═══ Input rows ═══

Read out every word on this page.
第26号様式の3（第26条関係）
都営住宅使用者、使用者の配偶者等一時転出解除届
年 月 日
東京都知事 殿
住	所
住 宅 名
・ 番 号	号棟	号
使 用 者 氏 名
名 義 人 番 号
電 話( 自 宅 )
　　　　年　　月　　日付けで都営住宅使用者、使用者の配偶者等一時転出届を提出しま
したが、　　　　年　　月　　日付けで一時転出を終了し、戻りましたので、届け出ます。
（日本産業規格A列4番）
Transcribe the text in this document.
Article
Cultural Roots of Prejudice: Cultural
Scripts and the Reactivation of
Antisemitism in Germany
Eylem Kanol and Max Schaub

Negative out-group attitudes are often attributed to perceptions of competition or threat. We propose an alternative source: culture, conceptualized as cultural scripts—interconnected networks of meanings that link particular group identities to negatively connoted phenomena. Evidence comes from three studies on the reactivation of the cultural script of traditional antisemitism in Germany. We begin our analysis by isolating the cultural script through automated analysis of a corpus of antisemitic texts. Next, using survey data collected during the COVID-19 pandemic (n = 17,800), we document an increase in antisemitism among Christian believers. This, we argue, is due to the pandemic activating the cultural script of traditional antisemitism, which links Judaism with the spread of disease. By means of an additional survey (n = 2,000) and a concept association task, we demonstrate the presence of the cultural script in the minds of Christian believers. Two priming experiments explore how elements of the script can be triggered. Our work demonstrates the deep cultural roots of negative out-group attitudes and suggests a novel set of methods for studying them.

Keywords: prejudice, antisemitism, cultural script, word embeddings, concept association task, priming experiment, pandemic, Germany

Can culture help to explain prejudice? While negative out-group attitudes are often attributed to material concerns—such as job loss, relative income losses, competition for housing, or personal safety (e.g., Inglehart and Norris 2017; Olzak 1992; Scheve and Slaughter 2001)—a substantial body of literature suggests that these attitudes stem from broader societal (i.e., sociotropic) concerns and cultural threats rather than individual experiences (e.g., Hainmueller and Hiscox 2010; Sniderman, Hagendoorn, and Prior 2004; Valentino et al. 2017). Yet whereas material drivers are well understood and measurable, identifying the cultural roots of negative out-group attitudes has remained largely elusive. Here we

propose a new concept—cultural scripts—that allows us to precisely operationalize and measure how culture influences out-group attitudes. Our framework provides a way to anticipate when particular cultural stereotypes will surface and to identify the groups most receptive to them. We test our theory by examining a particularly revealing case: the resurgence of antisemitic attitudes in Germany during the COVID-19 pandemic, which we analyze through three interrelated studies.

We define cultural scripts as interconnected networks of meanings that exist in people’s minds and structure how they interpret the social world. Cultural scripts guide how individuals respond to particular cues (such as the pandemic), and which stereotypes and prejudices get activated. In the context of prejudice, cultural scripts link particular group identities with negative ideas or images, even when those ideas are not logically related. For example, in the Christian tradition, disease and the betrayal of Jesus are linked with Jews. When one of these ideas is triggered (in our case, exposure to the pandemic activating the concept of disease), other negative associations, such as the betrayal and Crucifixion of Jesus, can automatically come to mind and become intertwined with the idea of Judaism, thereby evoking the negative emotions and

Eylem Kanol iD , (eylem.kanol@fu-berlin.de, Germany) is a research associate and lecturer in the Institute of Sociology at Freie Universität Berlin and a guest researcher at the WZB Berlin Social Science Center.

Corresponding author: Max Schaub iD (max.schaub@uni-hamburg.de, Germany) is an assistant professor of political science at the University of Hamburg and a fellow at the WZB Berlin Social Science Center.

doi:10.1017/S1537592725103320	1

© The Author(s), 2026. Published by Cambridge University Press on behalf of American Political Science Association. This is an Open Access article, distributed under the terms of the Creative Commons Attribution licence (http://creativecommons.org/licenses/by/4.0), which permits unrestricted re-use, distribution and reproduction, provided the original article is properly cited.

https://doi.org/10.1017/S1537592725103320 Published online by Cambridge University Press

═══

#### What this task involves
Would you write down every record again, exactly?

#### Solution to this exercise
Read out every word on this page.
第26号様式の3（第26条関係）
都営住宅使用者、使用者の配偶者等一時転出解除届
年 月 日
東京都知事 殿
住	所
住 宅 名
・ 番 号	号棟	号
使 用 者 氏 名
名 義 人 番 号
電 話( 自 宅 )
　　　　年　　月　　日付けで都営住宅使用者、使用者の配偶者等一時転出届を提出しま
したが、　　　　年　　月　　日付けで一時転出を終了し、戻りましたので、届け出ます。
（日本産業規格A列4番）
Transcribe the text in this document.
Article
Cultural Roots of Prejudice: Cultural
Scripts and the Reactivation of
Antisemitism in Germany
Eylem Kanol and Max Schaub

Negative out-group attitudes are often attributed to perceptions of competition or threat. We propose an alternative source: culture, conceptualized as cultural scripts—interconnected networks of meanings that link particular group identities to negatively connoted phenomena. Evidence comes from three studies on the reactivation of the cultural script of traditional antisemitism in Germany. We begin our analysis by isolating the cultural script through automated analysis of a corpus of antisemitic texts. Next, using survey data collected during the COVID-19 pandemic (n = 17,800), we document an increase in antisemitism among Christian believers. This, we argue, is due to the pandemic activating the cultural script of traditional antisemitism, which links Judaism with the spread of disease. By means of an additional survey (n = 2,000) and a concept association task, we demonstrate the presence of the cultural script in the minds of Christian believers. Two priming experiments explore how elements of the script can be triggered. Our work demonstrates the deep cultural roots of negative out-group attitudes and suggests a novel set of methods for studying them.

Keywords: prejudice, antisemitism, cultural script, word embeddings, concept association task, priming experiment, pandemic, Germany

Can culture help to explain prejudice? While negative out-group attitudes are often attributed to material concerns—such as job loss, relative income losses, competition for housing, or personal safety (e.g., Inglehart and Norris 2017; Olzak 1992; Scheve and Slaughter 2001)—a substantial body of literature suggests that these attitudes stem from broader societal (i.e., sociotropic) concerns and cultural threats rather than individual experiences (e.g., Hainmueller and Hiscox 2010; Sniderman, Hagendoorn, and Prior 2004; Valentino et al. 2017). Yet whereas material drivers are well understood and measurable, identifying the cultural roots of negative out-group attitudes has remained largely elusive. Here we

propose a new concept—cultural scripts—that allows us to precisely operationalize and measure how culture influences out-group attitudes. Our framework provides a way to anticipate when particular cultural stereotypes will surface and to identify the groups most receptive to them. We test our theory by examining a particularly revealing case: the resurgence of antisemitic attitudes in Germany during the COVID-19 pandemic, which we analyze through three interrelated studies.

We define cultural scripts as interconnected networks of meanings that exist in people’s minds and structure how they interpret the social world. Cultural scripts guide how individuals respond to particular cues (such as the pandemic), and which stereotypes and prejudices get activated. In the context of prejudice, cultural scripts link particular group identities with negative ideas or images, even when those ideas are not logically related. For example, in the Christian tradition, disease and the betrayal of Jesus are linked with Jews. When one of these ideas is triggered (in our case, exposure to the pandemic activating the concept of disease), other negative associations, such as the betrayal and Crucifixion of Jesus, can automatically come to mind and become intertwined with the idea of Judaism, thereby evoking the negative emotions and

Eylem Kanol iD , (eylem.kanol@fu-berlin.de, Germany) is a research associate and lecturer in the Institute of Sociology at Freie Universität Berlin and a guest researcher at the WZB Berlin Social Science Center.

Corresponding author: Max Schaub iD (max.schaub@uni-hamburg.de, Germany) is an assistant professor of political science at the University of Hamburg and a fellow at the WZB Berlin Social Science Center.

doi:10.1017/S1537592725103320	1

© The Author(s), 2026. Published by Cambridge University Press on behalf of American Political Science Association. This is an Open Access article, distributed under the terms of the Creative Commons Attribution licence (http://creativecommons.org/licenses/by/4.0), which permits unrestricted re-use, distribution and reproduction, provided the original article is properly cited.

https://doi.org/10.1017/S1537592725103320 Published online by Cambridge University Press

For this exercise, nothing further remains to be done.